**PROBLEM REQUIREMENTS:** Pull out from the material below all lines with "Apple".
--- START OF EXERCISE MATERIALS ---
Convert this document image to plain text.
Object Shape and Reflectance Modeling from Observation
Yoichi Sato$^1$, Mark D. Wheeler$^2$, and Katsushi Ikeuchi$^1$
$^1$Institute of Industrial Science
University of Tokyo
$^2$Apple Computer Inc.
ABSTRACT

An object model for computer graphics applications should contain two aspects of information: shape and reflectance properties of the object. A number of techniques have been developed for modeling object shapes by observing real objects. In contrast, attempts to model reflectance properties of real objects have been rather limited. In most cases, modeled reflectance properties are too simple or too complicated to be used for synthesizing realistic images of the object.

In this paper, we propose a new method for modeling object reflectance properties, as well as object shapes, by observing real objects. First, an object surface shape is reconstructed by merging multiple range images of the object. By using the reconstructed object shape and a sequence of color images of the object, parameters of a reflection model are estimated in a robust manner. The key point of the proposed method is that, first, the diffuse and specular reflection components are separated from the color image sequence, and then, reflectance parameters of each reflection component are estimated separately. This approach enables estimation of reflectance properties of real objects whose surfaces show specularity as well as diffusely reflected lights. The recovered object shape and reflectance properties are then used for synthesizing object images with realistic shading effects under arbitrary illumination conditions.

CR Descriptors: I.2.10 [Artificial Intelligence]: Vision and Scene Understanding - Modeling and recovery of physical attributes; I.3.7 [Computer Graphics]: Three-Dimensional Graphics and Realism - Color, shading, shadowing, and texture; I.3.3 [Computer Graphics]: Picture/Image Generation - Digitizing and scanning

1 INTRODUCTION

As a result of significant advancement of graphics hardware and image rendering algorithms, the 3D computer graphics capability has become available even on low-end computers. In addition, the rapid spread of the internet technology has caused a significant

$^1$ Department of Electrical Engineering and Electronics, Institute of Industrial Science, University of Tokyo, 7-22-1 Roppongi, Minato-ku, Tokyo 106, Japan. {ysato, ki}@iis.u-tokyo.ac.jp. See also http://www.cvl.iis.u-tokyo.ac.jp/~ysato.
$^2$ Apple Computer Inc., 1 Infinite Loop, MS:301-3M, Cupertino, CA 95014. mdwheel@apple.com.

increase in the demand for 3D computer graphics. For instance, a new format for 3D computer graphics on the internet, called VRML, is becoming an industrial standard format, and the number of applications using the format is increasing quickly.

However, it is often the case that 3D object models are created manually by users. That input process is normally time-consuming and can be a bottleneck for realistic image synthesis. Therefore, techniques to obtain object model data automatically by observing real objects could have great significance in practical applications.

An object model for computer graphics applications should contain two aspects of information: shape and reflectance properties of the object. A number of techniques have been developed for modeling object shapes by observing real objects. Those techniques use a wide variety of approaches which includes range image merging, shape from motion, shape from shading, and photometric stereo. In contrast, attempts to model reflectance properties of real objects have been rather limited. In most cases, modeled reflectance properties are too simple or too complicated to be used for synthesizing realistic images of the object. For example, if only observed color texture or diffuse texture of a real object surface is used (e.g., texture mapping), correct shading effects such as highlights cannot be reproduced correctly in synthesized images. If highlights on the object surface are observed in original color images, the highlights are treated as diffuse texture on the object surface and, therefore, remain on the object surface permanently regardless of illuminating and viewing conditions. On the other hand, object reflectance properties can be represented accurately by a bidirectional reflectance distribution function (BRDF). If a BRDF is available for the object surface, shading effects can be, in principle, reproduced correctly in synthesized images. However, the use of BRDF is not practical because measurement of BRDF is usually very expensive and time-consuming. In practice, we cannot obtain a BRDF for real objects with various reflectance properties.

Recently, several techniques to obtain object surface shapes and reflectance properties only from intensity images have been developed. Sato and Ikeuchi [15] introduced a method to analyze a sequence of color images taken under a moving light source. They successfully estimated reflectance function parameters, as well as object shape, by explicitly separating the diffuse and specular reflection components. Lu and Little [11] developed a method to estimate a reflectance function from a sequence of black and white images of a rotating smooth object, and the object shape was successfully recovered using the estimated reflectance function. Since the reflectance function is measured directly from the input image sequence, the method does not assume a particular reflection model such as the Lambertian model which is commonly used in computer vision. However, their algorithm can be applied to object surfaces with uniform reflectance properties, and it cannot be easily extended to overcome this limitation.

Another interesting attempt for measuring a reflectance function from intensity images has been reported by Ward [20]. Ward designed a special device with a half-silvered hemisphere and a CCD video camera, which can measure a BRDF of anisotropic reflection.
--- END OF EXERCISE MATERIALS ---
**EXERCISE ANSWER:**
$^2$Apple Computer Inc.
$^2$ Apple Computer Inc., 1 Infinite Loop, MS:301-3M, Cupertino, CA 95014. mdwheel@apple.com.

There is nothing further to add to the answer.